In the copy, include every entry exactly but none of the images.

------ Record list ------

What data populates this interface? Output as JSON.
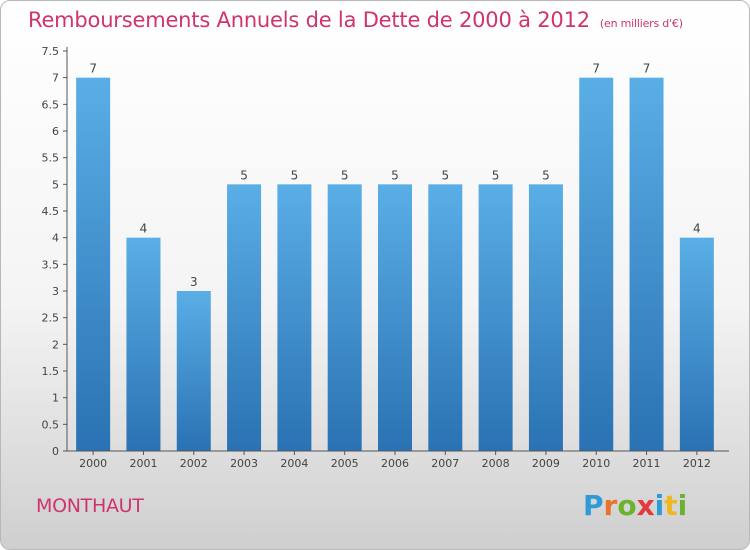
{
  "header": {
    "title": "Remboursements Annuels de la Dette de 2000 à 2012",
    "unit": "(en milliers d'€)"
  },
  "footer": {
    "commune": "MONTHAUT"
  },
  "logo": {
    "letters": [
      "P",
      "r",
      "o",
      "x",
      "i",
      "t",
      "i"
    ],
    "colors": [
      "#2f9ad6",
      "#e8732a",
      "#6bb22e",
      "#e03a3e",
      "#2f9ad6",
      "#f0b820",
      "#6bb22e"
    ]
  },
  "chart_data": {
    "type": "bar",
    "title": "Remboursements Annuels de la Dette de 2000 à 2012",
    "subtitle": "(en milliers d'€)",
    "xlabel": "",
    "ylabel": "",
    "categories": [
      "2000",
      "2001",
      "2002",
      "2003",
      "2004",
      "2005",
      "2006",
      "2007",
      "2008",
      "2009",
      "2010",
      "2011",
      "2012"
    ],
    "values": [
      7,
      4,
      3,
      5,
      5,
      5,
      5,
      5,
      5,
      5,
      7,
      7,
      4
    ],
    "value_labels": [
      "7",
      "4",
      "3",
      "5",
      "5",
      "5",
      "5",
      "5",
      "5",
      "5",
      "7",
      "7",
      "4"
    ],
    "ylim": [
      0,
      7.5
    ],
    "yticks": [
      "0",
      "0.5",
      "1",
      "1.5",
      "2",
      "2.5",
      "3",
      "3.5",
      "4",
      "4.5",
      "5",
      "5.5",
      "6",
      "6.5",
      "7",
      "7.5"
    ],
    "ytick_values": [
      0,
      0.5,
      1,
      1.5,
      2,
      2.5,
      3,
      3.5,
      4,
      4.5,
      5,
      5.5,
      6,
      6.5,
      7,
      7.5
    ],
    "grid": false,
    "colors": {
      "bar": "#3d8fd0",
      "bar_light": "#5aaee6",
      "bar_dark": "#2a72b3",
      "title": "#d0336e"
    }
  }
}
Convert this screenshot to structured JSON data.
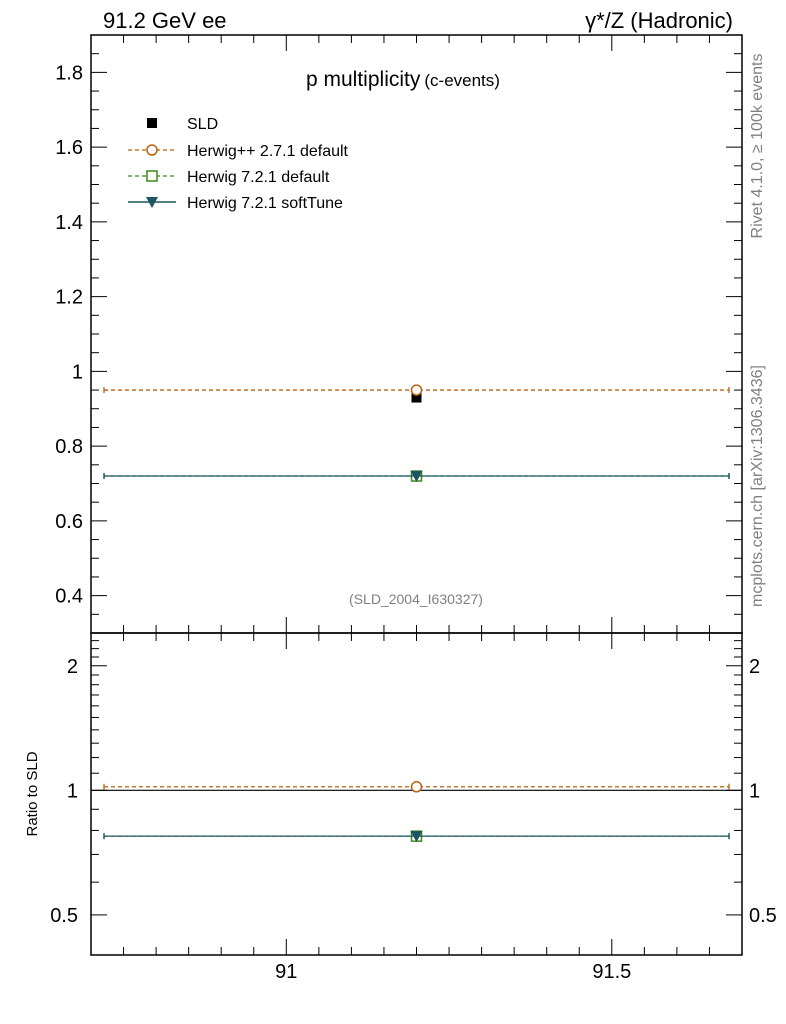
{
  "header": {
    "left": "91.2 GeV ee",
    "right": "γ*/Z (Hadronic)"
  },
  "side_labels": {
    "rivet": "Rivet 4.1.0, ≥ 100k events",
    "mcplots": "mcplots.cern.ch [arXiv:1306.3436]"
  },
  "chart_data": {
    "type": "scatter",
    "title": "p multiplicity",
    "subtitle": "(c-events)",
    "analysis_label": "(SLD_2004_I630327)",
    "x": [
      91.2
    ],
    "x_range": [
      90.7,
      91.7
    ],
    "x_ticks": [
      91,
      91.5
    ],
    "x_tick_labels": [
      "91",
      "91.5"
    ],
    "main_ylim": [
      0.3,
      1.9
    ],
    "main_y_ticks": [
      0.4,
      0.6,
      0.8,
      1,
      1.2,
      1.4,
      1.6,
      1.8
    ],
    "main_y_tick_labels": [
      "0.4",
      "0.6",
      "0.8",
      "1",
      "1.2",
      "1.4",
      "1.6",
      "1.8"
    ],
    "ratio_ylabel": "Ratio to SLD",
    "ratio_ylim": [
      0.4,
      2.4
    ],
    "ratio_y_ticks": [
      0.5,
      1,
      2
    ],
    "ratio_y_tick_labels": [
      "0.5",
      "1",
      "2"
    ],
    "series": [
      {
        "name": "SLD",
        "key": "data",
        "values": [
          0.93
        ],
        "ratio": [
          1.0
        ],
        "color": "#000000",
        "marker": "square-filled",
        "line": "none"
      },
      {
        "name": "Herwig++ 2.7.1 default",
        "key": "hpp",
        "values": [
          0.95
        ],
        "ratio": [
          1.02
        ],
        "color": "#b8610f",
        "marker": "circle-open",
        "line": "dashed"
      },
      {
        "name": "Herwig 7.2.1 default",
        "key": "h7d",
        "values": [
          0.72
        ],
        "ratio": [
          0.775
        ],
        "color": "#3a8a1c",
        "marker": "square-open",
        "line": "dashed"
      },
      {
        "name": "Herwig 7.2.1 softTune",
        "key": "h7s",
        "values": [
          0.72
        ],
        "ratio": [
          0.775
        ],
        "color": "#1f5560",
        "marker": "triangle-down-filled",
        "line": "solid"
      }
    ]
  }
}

------

- _The solution_:
What data populates this interface? Output as JSON.
{
  "header": {
    "title": "Remboursements Annuels de la Dette de 2000 à 2012",
    "unit": "(en milliers d'€)"
  },
  "footer": {
    "commune": "MONTHAUT"
  },
  "logo": {
    "letters": [
      "P",
      "r",
      "o",
      "x",
      "i",
      "t",
      "i"
    ],
    "colors": [
      "#2f9ad6",
      "#e8732a",
      "#6bb22e",
      "#e03a3e",
      "#2f9ad6",
      "#f0b820",
      "#6bb22e"
    ]
  },
  "chart_data": {
    "type": "bar",
    "title": "Remboursements Annuels de la Dette de 2000 à 2012",
    "subtitle": "(en milliers d'€)",
    "xlabel": "",
    "ylabel": "",
    "categories": [
      "2000",
      "2001",
      "2002",
      "2003",
      "2004",
      "2005",
      "2006",
      "2007",
      "2008",
      "2009",
      "2010",
      "2011",
      "2012"
    ],
    "values": [
      7,
      4,
      3,
      5,
      5,
      5,
      5,
      5,
      5,
      5,
      7,
      7,
      4
    ],
    "value_labels": [
      "7",
      "4",
      "3",
      "5",
      "5",
      "5",
      "5",
      "5",
      "5",
      "5",
      "7",
      "7",
      "4"
    ],
    "ylim": [
      0,
      7.5
    ],
    "yticks": [
      "0",
      "0.5",
      "1",
      "1.5",
      "2",
      "2.5",
      "3",
      "3.5",
      "4",
      "4.5",
      "5",
      "5.5",
      "6",
      "6.5",
      "7",
      "7.5"
    ],
    "ytick_values": [
      0,
      0.5,
      1,
      1.5,
      2,
      2.5,
      3,
      3.5,
      4,
      4.5,
      5,
      5.5,
      6,
      6.5,
      7,
      7.5
    ],
    "grid": false,
    "colors": {
      "bar": "#3d8fd0",
      "bar_light": "#5aaee6",
      "bar_dark": "#2a72b3",
      "title": "#d0336e"
    }
  }
}
Convert this screenshot to structured JSON data.
{
  "header": {
    "left": "91.2 GeV ee",
    "right": "γ*/Z (Hadronic)"
  },
  "side_labels": {
    "rivet": "Rivet 4.1.0, ≥ 100k events",
    "mcplots": "mcplots.cern.ch [arXiv:1306.3436]"
  },
  "chart_data": {
    "type": "scatter",
    "title": "p multiplicity",
    "subtitle": "(c-events)",
    "analysis_label": "(SLD_2004_I630327)",
    "x": [
      91.2
    ],
    "x_range": [
      90.7,
      91.7
    ],
    "x_ticks": [
      91,
      91.5
    ],
    "x_tick_labels": [
      "91",
      "91.5"
    ],
    "main_ylim": [
      0.3,
      1.9
    ],
    "main_y_ticks": [
      0.4,
      0.6,
      0.8,
      1,
      1.2,
      1.4,
      1.6,
      1.8
    ],
    "main_y_tick_labels": [
      "0.4",
      "0.6",
      "0.8",
      "1",
      "1.2",
      "1.4",
      "1.6",
      "1.8"
    ],
    "ratio_ylabel": "Ratio to SLD",
    "ratio_ylim": [
      0.4,
      2.4
    ],
    "ratio_y_ticks": [
      0.5,
      1,
      2
    ],
    "ratio_y_tick_labels": [
      "0.5",
      "1",
      "2"
    ],
    "series": [
      {
        "name": "SLD",
        "key": "data",
        "values": [
          0.93
        ],
        "ratio": [
          1.0
        ],
        "color": "#000000",
        "marker": "square-filled",
        "line": "none"
      },
      {
        "name": "Herwig++ 2.7.1 default",
        "key": "hpp",
        "values": [
          0.95
        ],
        "ratio": [
          1.02
        ],
        "color": "#b8610f",
        "marker": "circle-open",
        "line": "dashed"
      },
      {
        "name": "Herwig 7.2.1 default",
        "key": "h7d",
        "values": [
          0.72
        ],
        "ratio": [
          0.775
        ],
        "color": "#3a8a1c",
        "marker": "square-open",
        "line": "dashed"
      },
      {
        "name": "Herwig 7.2.1 softTune",
        "key": "h7s",
        "values": [
          0.72
        ],
        "ratio": [
          0.775
        ],
        "color": "#1f5560",
        "marker": "triangle-down-filled",
        "line": "solid"
      }
    ]
  }
}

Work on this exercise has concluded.